PROBLEM TO WORK ON. Count lines with the string "sharing" in them. State the number alone.

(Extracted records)
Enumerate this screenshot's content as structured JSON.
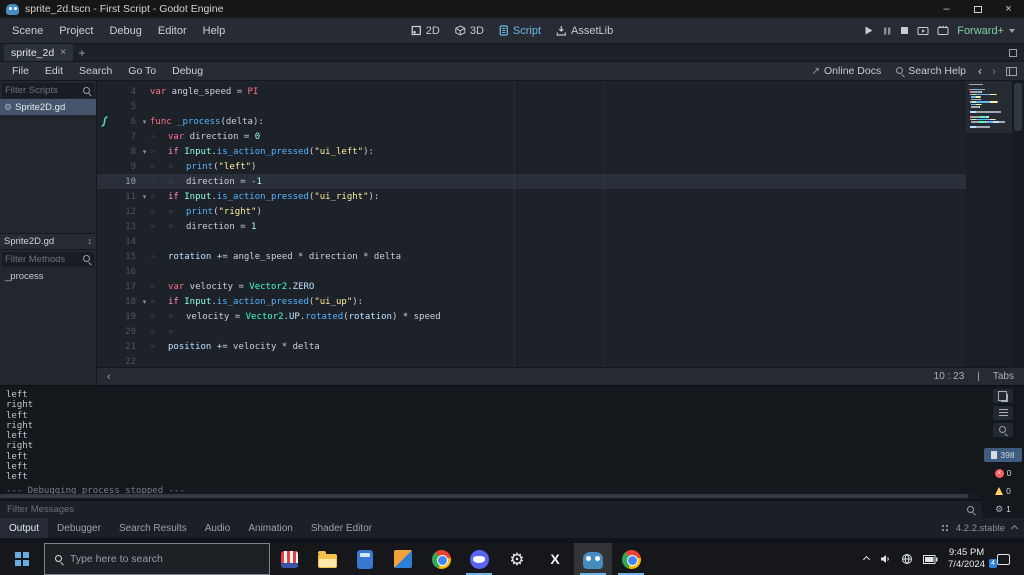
{
  "titlebar": {
    "title": "sprite_2d.tscn - First Script - Godot Engine"
  },
  "icons": {
    "minimize": "–",
    "close": "×",
    "tab_close": "×",
    "new_tab": "+",
    "nav_back": "‹",
    "nav_forward": "›",
    "panel_collapse": "‹",
    "fold_arrow": "▾",
    "tab_marker": "»",
    "methods_sort": "↕",
    "external_link": "↗"
  },
  "colors": {
    "accent": "#478cbf",
    "keyword": "#ff7085",
    "control_flow": "#ff8ccc",
    "function_call": "#57b3ff",
    "string": "#ffeda1",
    "number": "#a1ffe0",
    "base_type": "#42ffc2",
    "engine_type": "#8fffdb",
    "member": "#bce0ff",
    "renderer_label": "#7fcfa5",
    "error": "#ff5d5d",
    "warning": "#ffd166"
  },
  "menubar": {
    "menus": [
      "Scene",
      "Project",
      "Debug",
      "Editor",
      "Help"
    ],
    "workspaces": [
      {
        "label": "2D",
        "active": false
      },
      {
        "label": "3D",
        "active": false
      },
      {
        "label": "Script",
        "active": true
      },
      {
        "label": "AssetLib",
        "active": false
      }
    ],
    "renderer": "Forward+"
  },
  "scene_tabs": {
    "active_tab": "sprite_2d"
  },
  "script_toolbar": {
    "menus": [
      "File",
      "Edit",
      "Search",
      "Go To",
      "Debug"
    ],
    "online_docs": "Online Docs",
    "search_help": "Search Help"
  },
  "scripts_panel": {
    "filter_scripts_placeholder": "Filter Scripts",
    "scripts": [
      {
        "name": "Sprite2D.gd",
        "selected": true
      }
    ],
    "current_script": "Sprite2D.gd",
    "filter_methods_placeholder": "Filter Methods",
    "methods": [
      "_process"
    ]
  },
  "code_editor": {
    "status": {
      "cursor": "10 : 23",
      "separator": "|",
      "indent": "Tabs"
    },
    "lines": [
      {
        "n": 4,
        "segs": [
          {
            "c": "k",
            "t": "var"
          },
          {
            "c": "t",
            "t": " angle_speed = "
          },
          {
            "c": "k",
            "t": "PI"
          }
        ]
      },
      {
        "n": 5,
        "segs": []
      },
      {
        "n": 6,
        "fold": true,
        "conn": true,
        "segs": [
          {
            "c": "k",
            "t": "func"
          },
          {
            "c": "t",
            "t": " "
          },
          {
            "c": "fn",
            "t": "_process"
          },
          {
            "c": "t",
            "t": "(delta):"
          }
        ]
      },
      {
        "n": 7,
        "segs": [
          {
            "c": "tab",
            "t": "»"
          },
          {
            "c": "k",
            "t": "var"
          },
          {
            "c": "t",
            "t": " direction = "
          },
          {
            "c": "num",
            "t": "0"
          }
        ]
      },
      {
        "n": 8,
        "fold": true,
        "segs": [
          {
            "c": "tab",
            "t": "»"
          },
          {
            "c": "cf",
            "t": "if"
          },
          {
            "c": "t",
            "t": " "
          },
          {
            "c": "et",
            "t": "Input"
          },
          {
            "c": "t",
            "t": "."
          },
          {
            "c": "fn",
            "t": "is_action_pressed"
          },
          {
            "c": "t",
            "t": "("
          },
          {
            "c": "str",
            "t": "\"ui_left\""
          },
          {
            "c": "t",
            "t": "):"
          }
        ]
      },
      {
        "n": 9,
        "segs": [
          {
            "c": "tab",
            "t": "»"
          },
          {
            "c": "tab",
            "t": "»"
          },
          {
            "c": "fn",
            "t": "print"
          },
          {
            "c": "t",
            "t": "("
          },
          {
            "c": "str",
            "t": "\"left\""
          },
          {
            "c": "t",
            "t": ")"
          }
        ]
      },
      {
        "n": 10,
        "current": true,
        "segs": [
          {
            "c": "tab",
            "t": "»"
          },
          {
            "c": "tab",
            "t": "»"
          },
          {
            "c": "t",
            "t": "direction = -"
          },
          {
            "c": "num",
            "t": "1"
          }
        ]
      },
      {
        "n": 11,
        "fold": true,
        "segs": [
          {
            "c": "tab",
            "t": "»"
          },
          {
            "c": "cf",
            "t": "if"
          },
          {
            "c": "t",
            "t": " "
          },
          {
            "c": "et",
            "t": "Input"
          },
          {
            "c": "t",
            "t": "."
          },
          {
            "c": "fn",
            "t": "is_action_pressed"
          },
          {
            "c": "t",
            "t": "("
          },
          {
            "c": "str",
            "t": "\"ui_right\""
          },
          {
            "c": "t",
            "t": "):"
          }
        ]
      },
      {
        "n": 12,
        "segs": [
          {
            "c": "tab",
            "t": "»"
          },
          {
            "c": "tab",
            "t": "»"
          },
          {
            "c": "fn",
            "t": "print"
          },
          {
            "c": "t",
            "t": "("
          },
          {
            "c": "str",
            "t": "\"right\""
          },
          {
            "c": "t",
            "t": ")"
          }
        ]
      },
      {
        "n": 13,
        "segs": [
          {
            "c": "tab",
            "t": "»"
          },
          {
            "c": "tab",
            "t": "»"
          },
          {
            "c": "t",
            "t": "direction = "
          },
          {
            "c": "num",
            "t": "1"
          }
        ]
      },
      {
        "n": 14,
        "segs": []
      },
      {
        "n": 15,
        "segs": [
          {
            "c": "tab",
            "t": "»"
          },
          {
            "c": "mem",
            "t": "rotation"
          },
          {
            "c": "t",
            "t": " += angle_speed * direction * delta"
          }
        ]
      },
      {
        "n": 16,
        "segs": []
      },
      {
        "n": 17,
        "segs": [
          {
            "c": "tab",
            "t": "»"
          },
          {
            "c": "k",
            "t": "var"
          },
          {
            "c": "t",
            "t": " velocity = "
          },
          {
            "c": "ty",
            "t": "Vector2"
          },
          {
            "c": "t",
            "t": "."
          },
          {
            "c": "mem",
            "t": "ZERO"
          }
        ]
      },
      {
        "n": 18,
        "fold": true,
        "segs": [
          {
            "c": "tab",
            "t": "»"
          },
          {
            "c": "cf",
            "t": "if"
          },
          {
            "c": "t",
            "t": " "
          },
          {
            "c": "et",
            "t": "Input"
          },
          {
            "c": "t",
            "t": "."
          },
          {
            "c": "fn",
            "t": "is_action_pressed"
          },
          {
            "c": "t",
            "t": "("
          },
          {
            "c": "str",
            "t": "\"ui_up\""
          },
          {
            "c": "t",
            "t": "):"
          }
        ]
      },
      {
        "n": 19,
        "segs": [
          {
            "c": "tab",
            "t": "»"
          },
          {
            "c": "tab",
            "t": "»"
          },
          {
            "c": "t",
            "t": "velocity = "
          },
          {
            "c": "ty",
            "t": "Vector2"
          },
          {
            "c": "t",
            "t": "."
          },
          {
            "c": "mem",
            "t": "UP"
          },
          {
            "c": "t",
            "t": "."
          },
          {
            "c": "fn",
            "t": "rotated"
          },
          {
            "c": "t",
            "t": "("
          },
          {
            "c": "mem",
            "t": "rotation"
          },
          {
            "c": "t",
            "t": ") * speed"
          }
        ]
      },
      {
        "n": 20,
        "segs": [
          {
            "c": "tab",
            "t": "»"
          },
          {
            "c": "tab",
            "t": "»"
          }
        ]
      },
      {
        "n": 21,
        "segs": [
          {
            "c": "tab",
            "t": "»"
          },
          {
            "c": "mem",
            "t": "position"
          },
          {
            "c": "t",
            "t": " += velocity * delta"
          }
        ]
      },
      {
        "n": 22,
        "segs": []
      }
    ]
  },
  "output_panel": {
    "lines": [
      "left",
      "right",
      "left",
      "right",
      "left",
      "right",
      "left",
      "left",
      "left"
    ],
    "notice": "--- Debugging process stopped ---",
    "filter_placeholder": "Filter Messages",
    "filters": [
      {
        "name": "messages",
        "count": "398",
        "active": true
      },
      {
        "name": "errors",
        "count": "0",
        "active": false
      },
      {
        "name": "warnings",
        "count": "0",
        "active": false
      },
      {
        "name": "editor",
        "count": "1",
        "active": false
      }
    ]
  },
  "bottom_bar": {
    "tabs": [
      {
        "label": "Output",
        "active": true
      },
      {
        "label": "Debugger",
        "active": false
      },
      {
        "label": "Search Results",
        "active": false
      },
      {
        "label": "Audio",
        "active": false
      },
      {
        "label": "Animation",
        "active": false
      },
      {
        "label": "Shader Editor",
        "active": false
      }
    ],
    "version": "4.2.2.stable"
  },
  "taskbar": {
    "search_placeholder": "Type here to search",
    "apps": [
      {
        "name": "striped-hat",
        "open": false,
        "active": false
      },
      {
        "name": "file-explorer",
        "open": false,
        "active": false
      },
      {
        "name": "calculator",
        "open": false,
        "active": false
      },
      {
        "name": "photos",
        "open": false,
        "active": false
      },
      {
        "name": "chrome",
        "open": false,
        "active": false
      },
      {
        "name": "discord",
        "open": true,
        "active": false
      },
      {
        "name": "settings",
        "open": false,
        "active": false
      },
      {
        "name": "x-app",
        "open": false,
        "active": false
      },
      {
        "name": "godot",
        "open": true,
        "active": true
      },
      {
        "name": "chrome-2",
        "open": true,
        "active": false
      }
    ],
    "clock": {
      "time": "9:45 PM",
      "date": "7/4/2024"
    },
    "notification_count": "4"
  }
}
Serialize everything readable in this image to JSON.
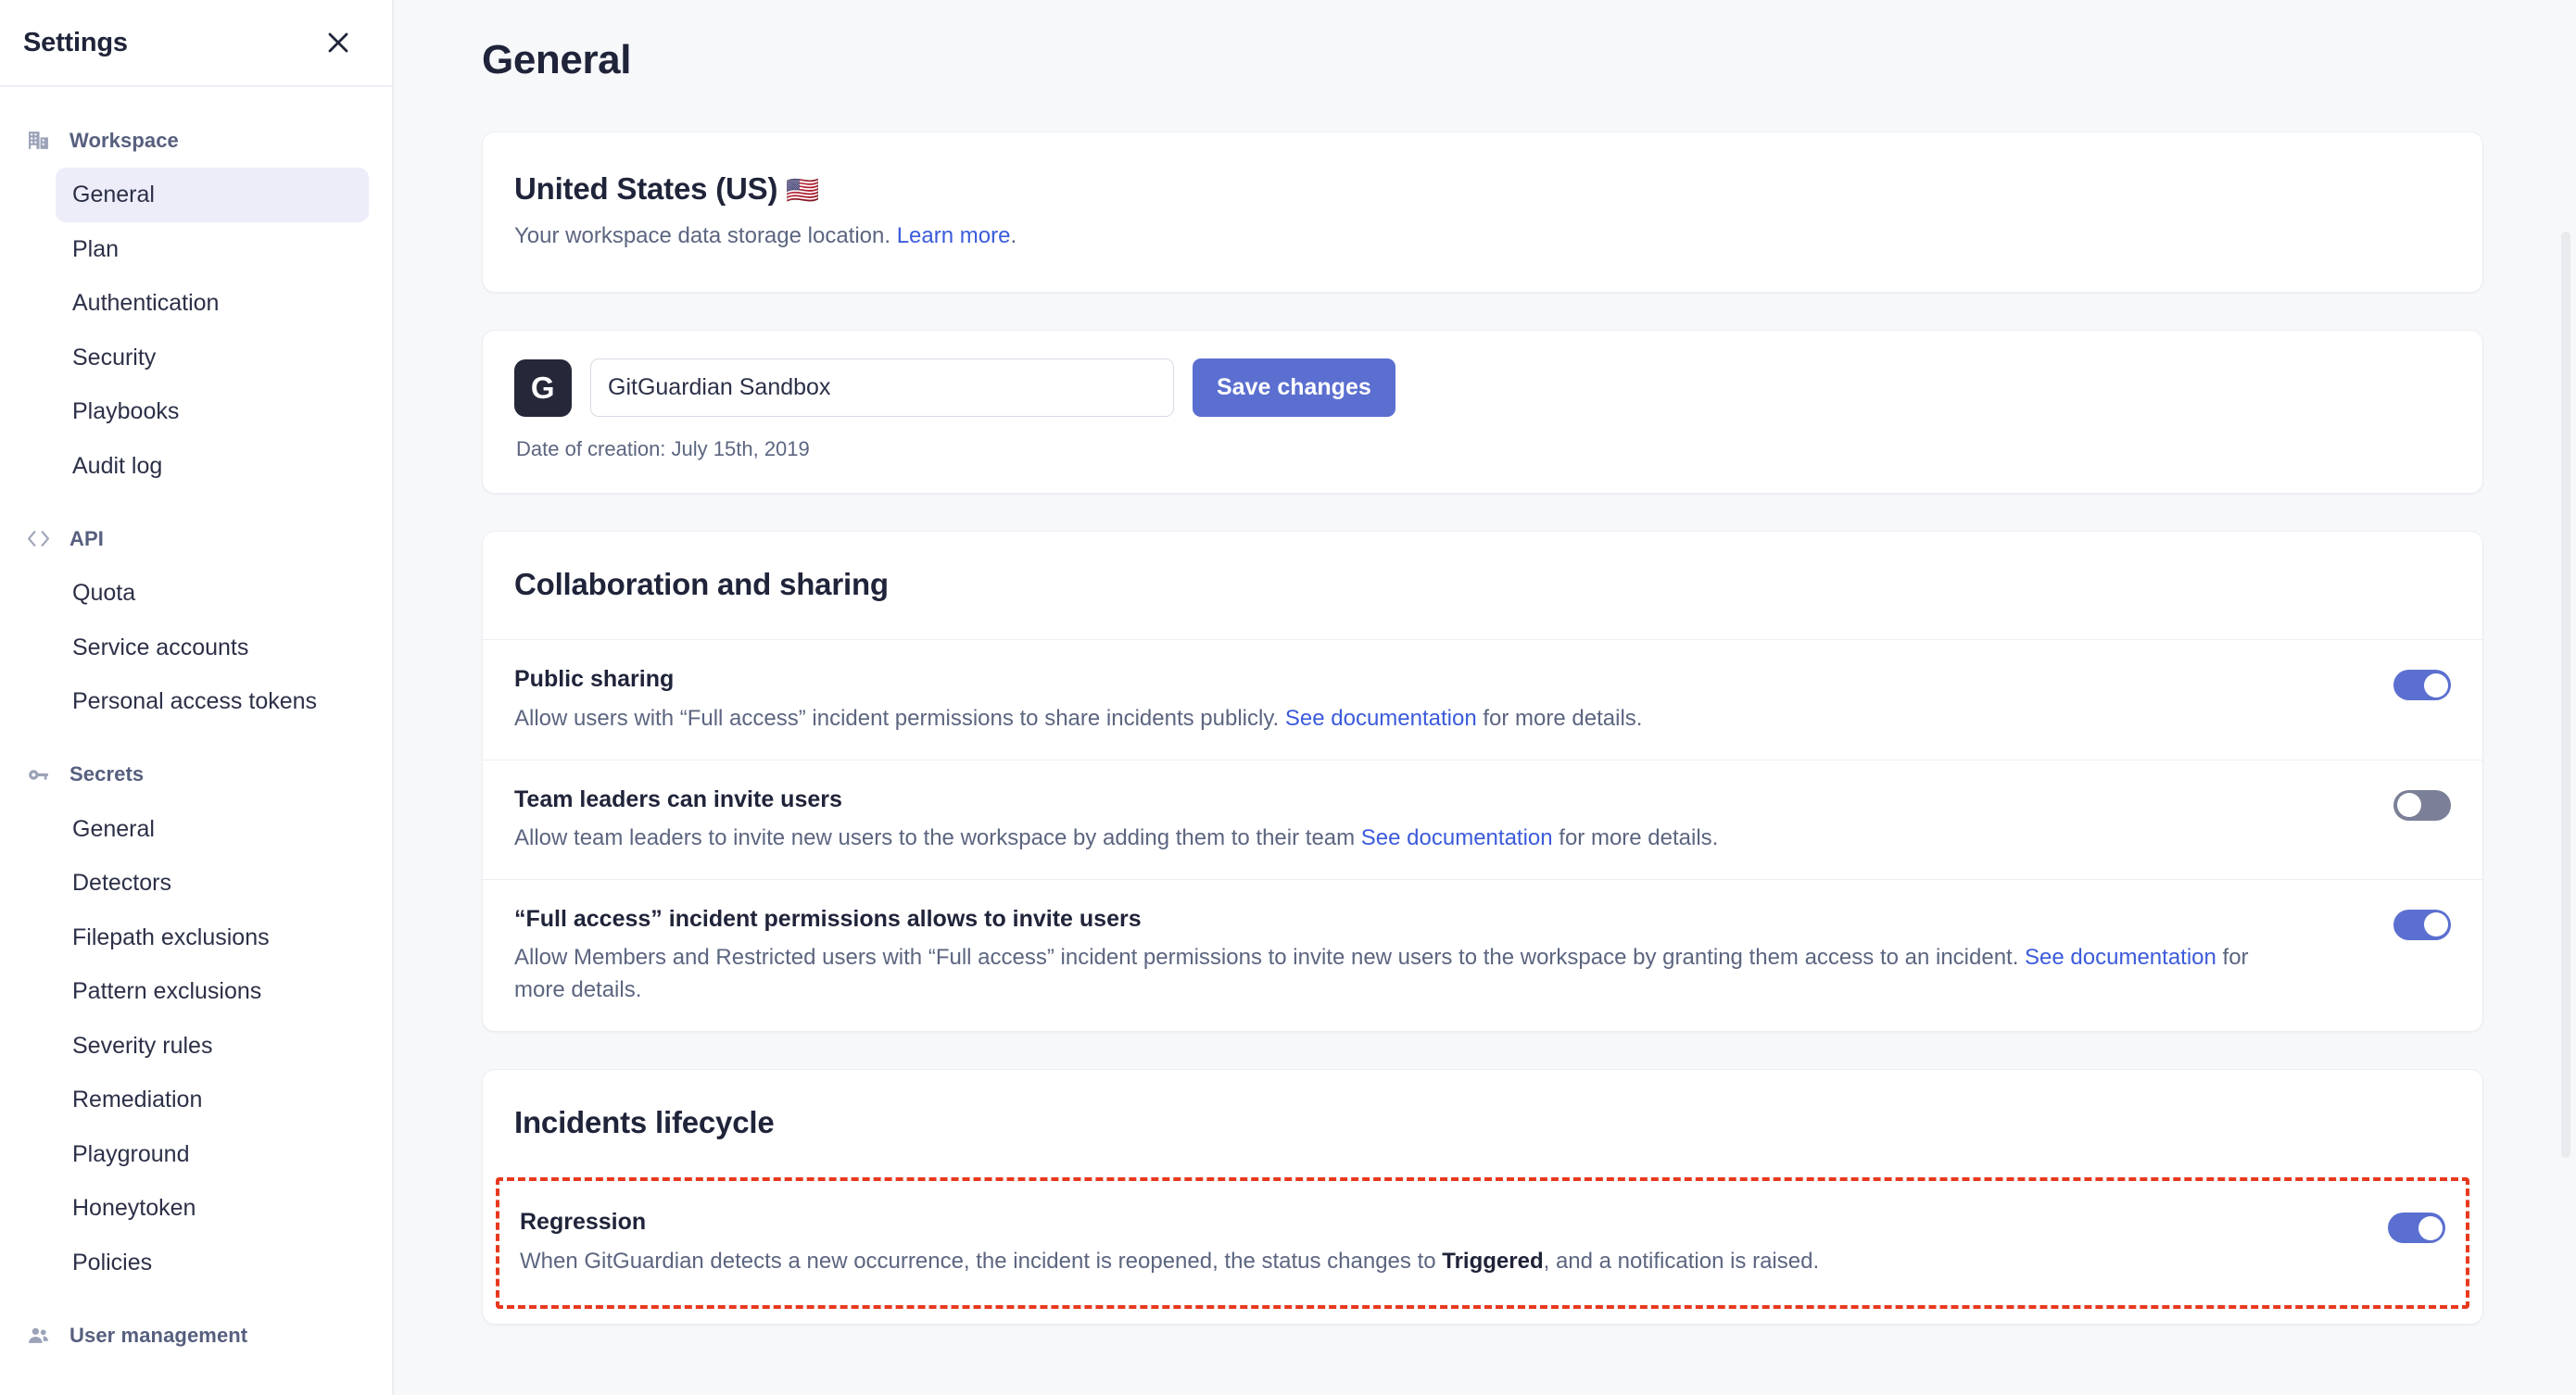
{
  "sidebar": {
    "title": "Settings",
    "close_icon": "close-icon",
    "groups": [
      {
        "label": "Workspace",
        "icon": "building-icon",
        "items": [
          {
            "label": "General",
            "active": true
          },
          {
            "label": "Plan",
            "active": false
          },
          {
            "label": "Authentication",
            "active": false
          },
          {
            "label": "Security",
            "active": false
          },
          {
            "label": "Playbooks",
            "active": false
          },
          {
            "label": "Audit log",
            "active": false
          }
        ]
      },
      {
        "label": "API",
        "icon": "code-brackets-icon",
        "items": [
          {
            "label": "Quota",
            "active": false
          },
          {
            "label": "Service accounts",
            "active": false
          },
          {
            "label": "Personal access tokens",
            "active": false
          }
        ]
      },
      {
        "label": "Secrets",
        "icon": "key-icon",
        "items": [
          {
            "label": "General",
            "active": false
          },
          {
            "label": "Detectors",
            "active": false
          },
          {
            "label": "Filepath exclusions",
            "active": false
          },
          {
            "label": "Pattern exclusions",
            "active": false
          },
          {
            "label": "Severity rules",
            "active": false
          },
          {
            "label": "Remediation",
            "active": false
          },
          {
            "label": "Playground",
            "active": false
          },
          {
            "label": "Honeytoken",
            "active": false
          },
          {
            "label": "Policies",
            "active": false
          }
        ]
      },
      {
        "label": "User management",
        "icon": "users-icon",
        "items": []
      }
    ]
  },
  "main": {
    "page_title": "General",
    "region_card": {
      "title": "United States (US)",
      "flag": "🇺🇸",
      "description_prefix": "Your workspace data storage location. ",
      "link_text": "Learn more",
      "description_suffix": "."
    },
    "workspace_card": {
      "logo_letter": "G",
      "name_value": "GitGuardian Sandbox",
      "name_placeholder": "Workspace name",
      "save_label": "Save changes",
      "creation_date": "Date of creation: July 15th, 2019"
    },
    "collaboration": {
      "title": "Collaboration and sharing",
      "settings": [
        {
          "name": "Public sharing",
          "desc_prefix": "Allow users with “Full access” incident permissions to share incidents publicly. ",
          "link_text": "See documentation",
          "desc_suffix": " for more details.",
          "toggle": "on"
        },
        {
          "name": "Team leaders can invite users",
          "desc_prefix": "Allow team leaders to invite new users to the workspace by adding them to their team ",
          "link_text": "See documentation",
          "desc_suffix": " for more details.",
          "toggle": "off"
        },
        {
          "name": "“Full access” incident permissions allows to invite users",
          "desc_prefix": "Allow Members and Restricted users with “Full access” incident permissions to invite new users to the workspace by granting them access to an incident. ",
          "link_text": "See documentation",
          "desc_suffix": " for more details.",
          "toggle": "on"
        }
      ]
    },
    "incidents_lifecycle": {
      "title": "Incidents lifecycle",
      "regression": {
        "name": "Regression",
        "desc_prefix": "When GitGuardian detects a new occurrence, the incident is reopened, the status changes to ",
        "desc_bold": "Triggered",
        "desc_suffix": ", and a notification is raised.",
        "toggle": "on",
        "highlight_color": "#e8391e"
      }
    }
  },
  "colors": {
    "accent": "#5b6fd0",
    "link": "#3b5bdb",
    "toggle_off": "#7b8098",
    "logo_bg": "#252839",
    "highlight": "#e8391e",
    "page_bg": "#f7f8fa"
  }
}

WRITTEN REPLY. 2